=== Aim of the task ===
Copy the Deepset funding article from "The proceeds will" to "Milos Rusic says.", changing "proceeds" to "funds".

=== Document text ===
Content starts

Deepset, a platform for building enterprise apps powered by large language models akin to ChatGPT, today announced that it raised $30 million in a funding round led by Balderton Capital with participation from GV and Harpoon Ventures.
The proceeds will be put toward expanding Deepset’s products and services and growing its team from around 50 people to 70 to 75 by the end of the year, co-founder and CEO Milos Rusic says.
“In many organizations, data science teams are still the default option for ‘all things AI.’ In reality, a lot of data science teams are restructuring, relearning and reshaping their habits to match the growing demands of the product teams and the end-users in the enterprise,” Rusic told TechCrunch in an email interview. “The industry is shifting from AI labs to AI factories — it’s not anymore about tinkering around, it’s about shipping successful products and value.”

Content ends

Page segmentation data:

Content starts

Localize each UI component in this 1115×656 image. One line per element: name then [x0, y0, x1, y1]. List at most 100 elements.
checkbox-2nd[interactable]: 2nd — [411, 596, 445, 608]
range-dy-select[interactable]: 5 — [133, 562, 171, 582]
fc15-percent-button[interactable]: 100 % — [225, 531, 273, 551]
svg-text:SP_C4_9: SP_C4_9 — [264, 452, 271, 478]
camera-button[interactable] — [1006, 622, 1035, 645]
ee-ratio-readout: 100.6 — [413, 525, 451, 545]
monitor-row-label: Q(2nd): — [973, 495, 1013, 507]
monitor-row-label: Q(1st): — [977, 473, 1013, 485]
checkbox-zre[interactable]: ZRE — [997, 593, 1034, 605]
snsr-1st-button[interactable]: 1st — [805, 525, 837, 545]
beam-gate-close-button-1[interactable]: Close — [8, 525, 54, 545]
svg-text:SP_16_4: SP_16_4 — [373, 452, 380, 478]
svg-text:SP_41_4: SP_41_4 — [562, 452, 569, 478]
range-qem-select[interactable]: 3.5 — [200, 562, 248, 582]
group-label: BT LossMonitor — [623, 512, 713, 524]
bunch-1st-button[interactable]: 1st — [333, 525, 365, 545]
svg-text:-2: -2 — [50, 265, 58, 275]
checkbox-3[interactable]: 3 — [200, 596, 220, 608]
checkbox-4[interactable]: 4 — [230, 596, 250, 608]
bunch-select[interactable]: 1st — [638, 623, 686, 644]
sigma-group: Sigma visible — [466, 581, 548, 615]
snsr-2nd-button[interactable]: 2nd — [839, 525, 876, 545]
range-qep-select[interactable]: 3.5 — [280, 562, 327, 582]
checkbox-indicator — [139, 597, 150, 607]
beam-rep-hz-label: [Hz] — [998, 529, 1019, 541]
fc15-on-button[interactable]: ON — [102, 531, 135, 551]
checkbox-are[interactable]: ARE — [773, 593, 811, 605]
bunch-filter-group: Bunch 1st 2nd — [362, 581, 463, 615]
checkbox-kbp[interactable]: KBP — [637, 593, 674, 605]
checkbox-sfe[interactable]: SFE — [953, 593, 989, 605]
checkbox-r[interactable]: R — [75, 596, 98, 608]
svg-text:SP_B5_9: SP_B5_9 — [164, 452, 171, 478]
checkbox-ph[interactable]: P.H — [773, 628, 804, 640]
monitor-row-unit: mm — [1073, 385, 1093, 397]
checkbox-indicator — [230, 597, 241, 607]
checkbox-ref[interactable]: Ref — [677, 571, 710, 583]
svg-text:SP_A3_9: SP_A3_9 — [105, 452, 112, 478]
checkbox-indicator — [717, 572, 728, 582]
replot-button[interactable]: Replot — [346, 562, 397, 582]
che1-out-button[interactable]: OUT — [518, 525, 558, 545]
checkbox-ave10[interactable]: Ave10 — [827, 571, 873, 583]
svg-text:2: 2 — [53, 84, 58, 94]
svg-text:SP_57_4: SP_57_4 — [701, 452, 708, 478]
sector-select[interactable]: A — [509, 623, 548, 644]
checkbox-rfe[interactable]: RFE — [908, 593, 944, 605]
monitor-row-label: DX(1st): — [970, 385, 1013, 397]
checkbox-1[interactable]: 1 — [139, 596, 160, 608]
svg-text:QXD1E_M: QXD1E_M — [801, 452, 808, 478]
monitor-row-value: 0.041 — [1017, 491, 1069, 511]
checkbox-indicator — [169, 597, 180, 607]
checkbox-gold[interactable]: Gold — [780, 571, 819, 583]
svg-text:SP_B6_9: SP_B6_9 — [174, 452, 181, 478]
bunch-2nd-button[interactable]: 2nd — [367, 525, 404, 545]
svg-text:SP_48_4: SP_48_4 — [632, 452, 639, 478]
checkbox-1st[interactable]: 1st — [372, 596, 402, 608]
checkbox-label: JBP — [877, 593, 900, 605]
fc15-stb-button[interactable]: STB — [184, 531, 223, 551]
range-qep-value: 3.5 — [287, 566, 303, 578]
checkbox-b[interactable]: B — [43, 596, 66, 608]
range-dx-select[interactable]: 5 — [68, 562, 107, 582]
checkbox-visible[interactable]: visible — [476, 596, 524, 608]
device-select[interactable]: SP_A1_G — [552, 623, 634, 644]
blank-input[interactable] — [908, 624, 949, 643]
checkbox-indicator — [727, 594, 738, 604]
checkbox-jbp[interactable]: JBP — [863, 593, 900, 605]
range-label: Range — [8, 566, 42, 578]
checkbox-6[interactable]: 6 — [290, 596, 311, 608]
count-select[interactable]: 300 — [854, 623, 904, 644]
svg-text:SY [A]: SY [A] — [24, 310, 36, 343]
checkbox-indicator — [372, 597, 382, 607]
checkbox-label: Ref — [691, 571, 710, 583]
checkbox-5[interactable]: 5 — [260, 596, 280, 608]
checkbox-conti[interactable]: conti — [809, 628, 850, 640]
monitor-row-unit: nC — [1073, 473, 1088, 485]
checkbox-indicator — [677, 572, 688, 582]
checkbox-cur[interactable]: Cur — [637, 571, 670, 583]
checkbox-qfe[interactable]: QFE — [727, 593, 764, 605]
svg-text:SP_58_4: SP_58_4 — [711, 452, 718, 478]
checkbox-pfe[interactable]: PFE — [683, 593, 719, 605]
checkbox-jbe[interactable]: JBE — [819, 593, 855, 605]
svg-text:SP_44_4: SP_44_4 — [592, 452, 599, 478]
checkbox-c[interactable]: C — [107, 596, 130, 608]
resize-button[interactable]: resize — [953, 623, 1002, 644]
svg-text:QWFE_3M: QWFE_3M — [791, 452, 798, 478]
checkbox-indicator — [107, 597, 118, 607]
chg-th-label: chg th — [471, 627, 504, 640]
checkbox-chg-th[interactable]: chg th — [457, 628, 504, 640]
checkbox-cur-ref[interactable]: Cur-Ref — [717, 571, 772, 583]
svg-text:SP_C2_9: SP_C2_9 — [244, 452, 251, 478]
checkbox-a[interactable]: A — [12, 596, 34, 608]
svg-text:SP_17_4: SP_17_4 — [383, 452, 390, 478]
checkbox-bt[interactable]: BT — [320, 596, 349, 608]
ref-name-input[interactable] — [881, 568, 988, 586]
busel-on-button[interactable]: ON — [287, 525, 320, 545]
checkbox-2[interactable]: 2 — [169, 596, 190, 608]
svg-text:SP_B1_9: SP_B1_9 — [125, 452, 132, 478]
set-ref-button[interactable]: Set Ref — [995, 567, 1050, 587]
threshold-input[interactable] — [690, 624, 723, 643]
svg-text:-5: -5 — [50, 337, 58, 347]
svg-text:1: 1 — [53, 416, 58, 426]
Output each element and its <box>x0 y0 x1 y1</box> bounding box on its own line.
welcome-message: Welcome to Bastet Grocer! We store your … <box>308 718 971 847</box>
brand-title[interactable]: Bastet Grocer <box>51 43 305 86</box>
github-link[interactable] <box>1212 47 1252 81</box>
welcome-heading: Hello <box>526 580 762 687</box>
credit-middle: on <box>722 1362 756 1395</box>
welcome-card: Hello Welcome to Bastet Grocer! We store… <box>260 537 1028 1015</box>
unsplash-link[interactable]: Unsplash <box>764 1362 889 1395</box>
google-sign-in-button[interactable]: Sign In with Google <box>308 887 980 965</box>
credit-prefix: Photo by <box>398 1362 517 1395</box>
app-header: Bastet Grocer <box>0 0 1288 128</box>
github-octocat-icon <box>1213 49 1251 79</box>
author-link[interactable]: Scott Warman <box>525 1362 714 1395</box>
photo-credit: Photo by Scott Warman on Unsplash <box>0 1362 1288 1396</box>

Content ends

=== Solved exercise ===
The funds will be put toward expanding Deepset’s products and services and growing its team from around 50 people to 70 to 75 by the end of the year, co-founder and CEO Milos Rusic says.